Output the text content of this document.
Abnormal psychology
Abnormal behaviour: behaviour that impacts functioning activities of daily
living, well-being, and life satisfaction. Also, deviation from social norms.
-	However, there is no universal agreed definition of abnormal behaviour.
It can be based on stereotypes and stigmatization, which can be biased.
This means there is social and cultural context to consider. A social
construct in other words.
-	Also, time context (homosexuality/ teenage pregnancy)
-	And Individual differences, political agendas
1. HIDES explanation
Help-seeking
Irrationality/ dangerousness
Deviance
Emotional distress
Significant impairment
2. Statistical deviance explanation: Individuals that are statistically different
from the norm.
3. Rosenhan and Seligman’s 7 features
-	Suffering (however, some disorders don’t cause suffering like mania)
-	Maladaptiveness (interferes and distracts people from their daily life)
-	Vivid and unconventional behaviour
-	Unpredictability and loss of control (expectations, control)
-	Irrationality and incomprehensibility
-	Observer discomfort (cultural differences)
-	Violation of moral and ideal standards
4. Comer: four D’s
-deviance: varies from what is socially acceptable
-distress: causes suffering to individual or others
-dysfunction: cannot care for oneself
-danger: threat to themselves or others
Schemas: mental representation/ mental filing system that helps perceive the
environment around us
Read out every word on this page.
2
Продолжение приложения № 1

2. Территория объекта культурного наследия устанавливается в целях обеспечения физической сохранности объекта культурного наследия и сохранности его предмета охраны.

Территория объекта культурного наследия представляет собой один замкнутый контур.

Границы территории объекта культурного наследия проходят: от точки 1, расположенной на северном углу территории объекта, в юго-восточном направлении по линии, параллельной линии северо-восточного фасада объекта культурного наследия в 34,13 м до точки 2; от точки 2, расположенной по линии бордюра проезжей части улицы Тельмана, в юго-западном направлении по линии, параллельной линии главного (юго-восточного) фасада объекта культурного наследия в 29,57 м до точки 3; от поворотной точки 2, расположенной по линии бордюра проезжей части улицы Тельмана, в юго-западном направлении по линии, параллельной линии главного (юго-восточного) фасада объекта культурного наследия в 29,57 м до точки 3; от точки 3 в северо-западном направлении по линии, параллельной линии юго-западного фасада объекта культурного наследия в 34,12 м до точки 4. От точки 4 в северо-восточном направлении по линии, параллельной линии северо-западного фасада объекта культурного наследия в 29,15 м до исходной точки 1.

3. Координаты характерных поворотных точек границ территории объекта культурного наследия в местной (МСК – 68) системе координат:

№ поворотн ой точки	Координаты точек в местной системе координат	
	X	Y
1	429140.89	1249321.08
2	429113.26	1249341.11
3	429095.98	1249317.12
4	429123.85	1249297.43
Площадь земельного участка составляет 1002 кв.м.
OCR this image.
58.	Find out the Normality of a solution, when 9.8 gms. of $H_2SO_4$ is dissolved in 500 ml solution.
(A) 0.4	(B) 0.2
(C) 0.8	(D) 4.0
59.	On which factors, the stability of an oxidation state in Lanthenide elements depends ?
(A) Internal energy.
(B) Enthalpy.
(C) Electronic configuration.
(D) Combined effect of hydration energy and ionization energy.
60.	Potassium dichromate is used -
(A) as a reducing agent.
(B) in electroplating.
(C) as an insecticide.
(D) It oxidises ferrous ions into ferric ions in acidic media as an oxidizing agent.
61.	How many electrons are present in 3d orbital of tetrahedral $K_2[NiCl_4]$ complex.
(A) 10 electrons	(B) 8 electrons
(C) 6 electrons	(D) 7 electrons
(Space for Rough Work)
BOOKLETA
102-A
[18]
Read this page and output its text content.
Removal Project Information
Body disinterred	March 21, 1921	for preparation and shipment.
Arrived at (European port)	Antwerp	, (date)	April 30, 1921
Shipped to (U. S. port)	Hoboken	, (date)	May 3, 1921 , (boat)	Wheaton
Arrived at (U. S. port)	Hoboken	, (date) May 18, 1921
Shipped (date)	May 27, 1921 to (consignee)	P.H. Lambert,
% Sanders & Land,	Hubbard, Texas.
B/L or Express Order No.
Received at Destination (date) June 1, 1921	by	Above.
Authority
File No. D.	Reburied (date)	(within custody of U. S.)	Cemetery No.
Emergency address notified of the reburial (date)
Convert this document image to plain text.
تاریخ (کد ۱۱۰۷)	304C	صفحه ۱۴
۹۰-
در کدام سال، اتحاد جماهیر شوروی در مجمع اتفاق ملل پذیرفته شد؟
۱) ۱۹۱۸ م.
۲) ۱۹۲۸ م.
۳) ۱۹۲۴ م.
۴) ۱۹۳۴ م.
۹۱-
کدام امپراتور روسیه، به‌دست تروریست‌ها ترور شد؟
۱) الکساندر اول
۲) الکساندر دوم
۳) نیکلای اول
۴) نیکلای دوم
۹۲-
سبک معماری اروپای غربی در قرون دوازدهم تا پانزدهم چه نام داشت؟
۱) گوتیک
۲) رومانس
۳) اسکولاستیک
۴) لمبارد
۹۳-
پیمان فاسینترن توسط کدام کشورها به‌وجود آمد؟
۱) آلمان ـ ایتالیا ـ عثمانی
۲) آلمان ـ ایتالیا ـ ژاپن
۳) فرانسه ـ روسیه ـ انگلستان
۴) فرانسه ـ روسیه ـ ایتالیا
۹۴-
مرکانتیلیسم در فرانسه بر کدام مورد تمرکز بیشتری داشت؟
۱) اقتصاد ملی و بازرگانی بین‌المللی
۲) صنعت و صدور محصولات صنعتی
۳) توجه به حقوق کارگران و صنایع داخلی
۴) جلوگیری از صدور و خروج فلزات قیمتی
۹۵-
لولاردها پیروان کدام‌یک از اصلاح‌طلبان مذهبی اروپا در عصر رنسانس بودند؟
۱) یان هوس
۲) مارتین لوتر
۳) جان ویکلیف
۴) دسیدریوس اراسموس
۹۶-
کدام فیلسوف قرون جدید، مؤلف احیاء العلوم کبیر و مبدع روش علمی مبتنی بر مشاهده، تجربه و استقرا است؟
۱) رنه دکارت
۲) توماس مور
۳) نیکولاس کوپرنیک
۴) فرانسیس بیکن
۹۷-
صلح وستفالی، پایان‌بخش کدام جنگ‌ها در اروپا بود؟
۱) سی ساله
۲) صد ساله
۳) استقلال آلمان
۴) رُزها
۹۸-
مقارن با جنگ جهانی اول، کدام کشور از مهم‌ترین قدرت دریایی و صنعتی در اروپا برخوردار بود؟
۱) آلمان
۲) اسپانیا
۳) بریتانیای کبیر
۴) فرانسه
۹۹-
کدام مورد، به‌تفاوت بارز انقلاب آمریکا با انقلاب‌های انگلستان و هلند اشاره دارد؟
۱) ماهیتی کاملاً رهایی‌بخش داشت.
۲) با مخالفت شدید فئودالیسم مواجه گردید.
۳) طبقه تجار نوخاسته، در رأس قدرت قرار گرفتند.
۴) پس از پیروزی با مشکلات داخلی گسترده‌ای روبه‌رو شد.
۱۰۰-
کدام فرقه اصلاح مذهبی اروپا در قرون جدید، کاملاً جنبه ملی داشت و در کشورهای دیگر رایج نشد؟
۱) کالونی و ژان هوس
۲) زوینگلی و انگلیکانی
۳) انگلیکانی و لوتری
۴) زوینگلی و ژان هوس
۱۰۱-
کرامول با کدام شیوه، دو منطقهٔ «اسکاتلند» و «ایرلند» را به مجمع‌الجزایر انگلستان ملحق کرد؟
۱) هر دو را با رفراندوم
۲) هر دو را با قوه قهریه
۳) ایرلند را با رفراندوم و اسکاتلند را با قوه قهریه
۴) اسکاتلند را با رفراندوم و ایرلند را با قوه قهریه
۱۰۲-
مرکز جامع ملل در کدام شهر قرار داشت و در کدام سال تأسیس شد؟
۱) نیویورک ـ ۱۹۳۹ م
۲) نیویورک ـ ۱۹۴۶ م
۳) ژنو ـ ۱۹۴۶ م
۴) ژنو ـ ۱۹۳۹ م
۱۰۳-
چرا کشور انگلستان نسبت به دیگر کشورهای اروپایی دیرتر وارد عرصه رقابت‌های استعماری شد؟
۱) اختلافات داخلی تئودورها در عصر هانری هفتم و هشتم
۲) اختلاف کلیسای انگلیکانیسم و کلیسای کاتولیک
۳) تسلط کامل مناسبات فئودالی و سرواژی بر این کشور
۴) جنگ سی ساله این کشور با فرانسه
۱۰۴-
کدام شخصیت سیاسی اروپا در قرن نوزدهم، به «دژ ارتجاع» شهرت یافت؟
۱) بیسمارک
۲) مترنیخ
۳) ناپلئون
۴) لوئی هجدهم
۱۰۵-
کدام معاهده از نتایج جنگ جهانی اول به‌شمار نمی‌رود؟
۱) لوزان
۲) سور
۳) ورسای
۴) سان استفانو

EXERCISE AIM: Check each line of the data above for the word "Координаты", then state how many lines have it. Give the number alone.

RESPONSE: 2